● **WHAT YOU SHOULD DO**
Read the data and repeat it in full, exactly.

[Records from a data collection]
— begin —

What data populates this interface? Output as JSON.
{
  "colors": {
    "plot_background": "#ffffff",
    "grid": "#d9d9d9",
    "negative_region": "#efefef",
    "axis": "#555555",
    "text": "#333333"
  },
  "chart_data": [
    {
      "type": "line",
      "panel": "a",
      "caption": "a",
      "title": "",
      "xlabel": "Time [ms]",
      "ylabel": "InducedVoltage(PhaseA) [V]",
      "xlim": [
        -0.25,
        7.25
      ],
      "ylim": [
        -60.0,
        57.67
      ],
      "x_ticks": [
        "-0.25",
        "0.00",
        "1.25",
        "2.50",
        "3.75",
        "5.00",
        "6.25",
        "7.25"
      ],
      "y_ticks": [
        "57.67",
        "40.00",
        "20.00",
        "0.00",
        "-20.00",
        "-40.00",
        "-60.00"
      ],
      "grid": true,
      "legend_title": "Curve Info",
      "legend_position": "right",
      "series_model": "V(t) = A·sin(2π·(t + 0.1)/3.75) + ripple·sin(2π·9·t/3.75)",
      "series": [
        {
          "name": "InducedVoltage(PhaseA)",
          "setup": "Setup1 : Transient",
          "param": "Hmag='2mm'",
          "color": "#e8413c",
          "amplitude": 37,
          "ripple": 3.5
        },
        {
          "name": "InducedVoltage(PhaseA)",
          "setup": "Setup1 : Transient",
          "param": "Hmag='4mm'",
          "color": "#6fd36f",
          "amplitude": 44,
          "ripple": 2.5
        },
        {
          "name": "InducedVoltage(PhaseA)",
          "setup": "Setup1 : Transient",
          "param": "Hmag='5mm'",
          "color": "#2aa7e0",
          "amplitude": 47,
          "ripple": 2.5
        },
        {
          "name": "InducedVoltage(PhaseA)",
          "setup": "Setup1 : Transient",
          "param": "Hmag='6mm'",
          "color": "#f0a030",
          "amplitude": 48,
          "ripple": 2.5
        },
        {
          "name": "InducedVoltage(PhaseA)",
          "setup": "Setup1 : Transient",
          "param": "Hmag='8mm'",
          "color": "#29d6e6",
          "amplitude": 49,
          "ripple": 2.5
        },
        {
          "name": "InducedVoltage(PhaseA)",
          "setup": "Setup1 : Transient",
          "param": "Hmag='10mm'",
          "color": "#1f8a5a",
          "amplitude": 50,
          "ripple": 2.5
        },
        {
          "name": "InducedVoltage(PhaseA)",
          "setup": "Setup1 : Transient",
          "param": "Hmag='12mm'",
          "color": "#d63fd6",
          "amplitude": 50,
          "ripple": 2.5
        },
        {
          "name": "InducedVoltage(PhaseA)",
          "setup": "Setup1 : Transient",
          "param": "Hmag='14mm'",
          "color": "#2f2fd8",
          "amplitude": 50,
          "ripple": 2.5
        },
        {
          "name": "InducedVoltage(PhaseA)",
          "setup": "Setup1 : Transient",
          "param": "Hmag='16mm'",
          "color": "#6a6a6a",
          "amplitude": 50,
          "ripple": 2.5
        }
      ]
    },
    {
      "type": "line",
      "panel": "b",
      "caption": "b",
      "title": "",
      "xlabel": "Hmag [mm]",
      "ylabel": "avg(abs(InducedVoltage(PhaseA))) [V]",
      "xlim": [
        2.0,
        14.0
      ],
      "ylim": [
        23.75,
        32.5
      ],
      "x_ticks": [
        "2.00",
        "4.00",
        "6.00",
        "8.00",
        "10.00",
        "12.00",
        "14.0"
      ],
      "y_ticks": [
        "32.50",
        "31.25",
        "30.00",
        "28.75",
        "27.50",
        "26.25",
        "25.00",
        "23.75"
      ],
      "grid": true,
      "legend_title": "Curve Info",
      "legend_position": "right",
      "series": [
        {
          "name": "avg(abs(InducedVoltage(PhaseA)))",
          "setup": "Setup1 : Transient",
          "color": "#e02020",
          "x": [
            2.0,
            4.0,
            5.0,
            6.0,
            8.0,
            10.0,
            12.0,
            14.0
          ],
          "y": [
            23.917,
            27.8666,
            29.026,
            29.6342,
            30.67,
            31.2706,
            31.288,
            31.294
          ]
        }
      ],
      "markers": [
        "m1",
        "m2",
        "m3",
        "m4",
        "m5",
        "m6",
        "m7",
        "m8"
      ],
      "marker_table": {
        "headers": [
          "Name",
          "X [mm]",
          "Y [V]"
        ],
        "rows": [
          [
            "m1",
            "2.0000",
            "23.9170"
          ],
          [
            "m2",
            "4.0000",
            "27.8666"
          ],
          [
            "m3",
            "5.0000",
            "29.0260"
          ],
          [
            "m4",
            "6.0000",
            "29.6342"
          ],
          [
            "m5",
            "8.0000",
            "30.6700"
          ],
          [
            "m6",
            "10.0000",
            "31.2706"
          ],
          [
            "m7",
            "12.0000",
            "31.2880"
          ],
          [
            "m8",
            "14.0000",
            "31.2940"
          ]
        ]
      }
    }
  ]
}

— end —

● **SOLUTION FOR THIS TASK**
What data populates this interface? Output as JSON.
{
  "colors": {
    "plot_background": "#ffffff",
    "grid": "#d9d9d9",
    "negative_region": "#efefef",
    "axis": "#555555",
    "text": "#333333"
  },
  "chart_data": [
    {
      "type": "line",
      "panel": "a",
      "caption": "a",
      "title": "",
      "xlabel": "Time [ms]",
      "ylabel": "InducedVoltage(PhaseA) [V]",
      "xlim": [
        -0.25,
        7.25
      ],
      "ylim": [
        -60.0,
        57.67
      ],
      "x_ticks": [
        "-0.25",
        "0.00",
        "1.25",
        "2.50",
        "3.75",
        "5.00",
        "6.25",
        "7.25"
      ],
      "y_ticks": [
        "57.67",
        "40.00",
        "20.00",
        "0.00",
        "-20.00",
        "-40.00",
        "-60.00"
      ],
      "grid": true,
      "legend_title": "Curve Info",
      "legend_position": "right",
      "series_model": "V(t) = A·sin(2π·(t + 0.1)/3.75) + ripple·sin(2π·9·t/3.75)",
      "series": [
        {
          "name": "InducedVoltage(PhaseA)",
          "setup": "Setup1 : Transient",
          "param": "Hmag='2mm'",
          "color": "#e8413c",
          "amplitude": 37,
          "ripple": 3.5
        },
        {
          "name": "InducedVoltage(PhaseA)",
          "setup": "Setup1 : Transient",
          "param": "Hmag='4mm'",
          "color": "#6fd36f",
          "amplitude": 44,
          "ripple": 2.5
        },
        {
          "name": "InducedVoltage(PhaseA)",
          "setup": "Setup1 : Transient",
          "param": "Hmag='5mm'",
          "color": "#2aa7e0",
          "amplitude": 47,
          "ripple": 2.5
        },
        {
          "name": "InducedVoltage(PhaseA)",
          "setup": "Setup1 : Transient",
          "param": "Hmag='6mm'",
          "color": "#f0a030",
          "amplitude": 48,
          "ripple": 2.5
        },
        {
          "name": "InducedVoltage(PhaseA)",
          "setup": "Setup1 : Transient",
          "param": "Hmag='8mm'",
          "color": "#29d6e6",
          "amplitude": 49,
          "ripple": 2.5
        },
        {
          "name": "InducedVoltage(PhaseA)",
          "setup": "Setup1 : Transient",
          "param": "Hmag='10mm'",
          "color": "#1f8a5a",
          "amplitude": 50,
          "ripple": 2.5
        },
        {
          "name": "InducedVoltage(PhaseA)",
          "setup": "Setup1 : Transient",
          "param": "Hmag='12mm'",
          "color": "#d63fd6",
          "amplitude": 50,
          "ripple": 2.5
        },
        {
          "name": "InducedVoltage(PhaseA)",
          "setup": "Setup1 : Transient",
          "param": "Hmag='14mm'",
          "color": "#2f2fd8",
          "amplitude": 50,
          "ripple": 2.5
        },
        {
          "name": "InducedVoltage(PhaseA)",
          "setup": "Setup1 : Transient",
          "param": "Hmag='16mm'",
          "color": "#6a6a6a",
          "amplitude": 50,
          "ripple": 2.5
        }
      ]
    },
    {
      "type": "line",
      "panel": "b",
      "caption": "b",
      "title": "",
      "xlabel": "Hmag [mm]",
      "ylabel": "avg(abs(InducedVoltage(PhaseA))) [V]",
      "xlim": [
        2.0,
        14.0
      ],
      "ylim": [
        23.75,
        32.5
      ],
      "x_ticks": [
        "2.00",
        "4.00",
        "6.00",
        "8.00",
        "10.00",
        "12.00",
        "14.0"
      ],
      "y_ticks": [
        "32.50",
        "31.25",
        "30.00",
        "28.75",
        "27.50",
        "26.25",
        "25.00",
        "23.75"
      ],
      "grid": true,
      "legend_title": "Curve Info",
      "legend_position": "right",
      "series": [
        {
          "name": "avg(abs(InducedVoltage(PhaseA)))",
          "setup": "Setup1 : Transient",
          "color": "#e02020",
          "x": [
            2.0,
            4.0,
            5.0,
            6.0,
            8.0,
            10.0,
            12.0,
            14.0
          ],
          "y": [
            23.917,
            27.8666,
            29.026,
            29.6342,
            30.67,
            31.2706,
            31.288,
            31.294
          ]
        }
      ],
      "markers": [
        "m1",
        "m2",
        "m3",
        "m4",
        "m5",
        "m6",
        "m7",
        "m8"
      ],
      "marker_table": {
        "headers": [
          "Name",
          "X [mm]",
          "Y [V]"
        ],
        "rows": [
          [
            "m1",
            "2.0000",
            "23.9170"
          ],
          [
            "m2",
            "4.0000",
            "27.8666"
          ],
          [
            "m3",
            "5.0000",
            "29.0260"
          ],
          [
            "m4",
            "6.0000",
            "29.6342"
          ],
          [
            "m5",
            "8.0000",
            "30.6700"
          ],
          [
            "m6",
            "10.0000",
            "31.2706"
          ],
          [
            "m7",
            "12.0000",
            "31.2880"
          ],
          [
            "m8",
            "14.0000",
            "31.2940"
          ]
        ]
      }
    }
  ]
}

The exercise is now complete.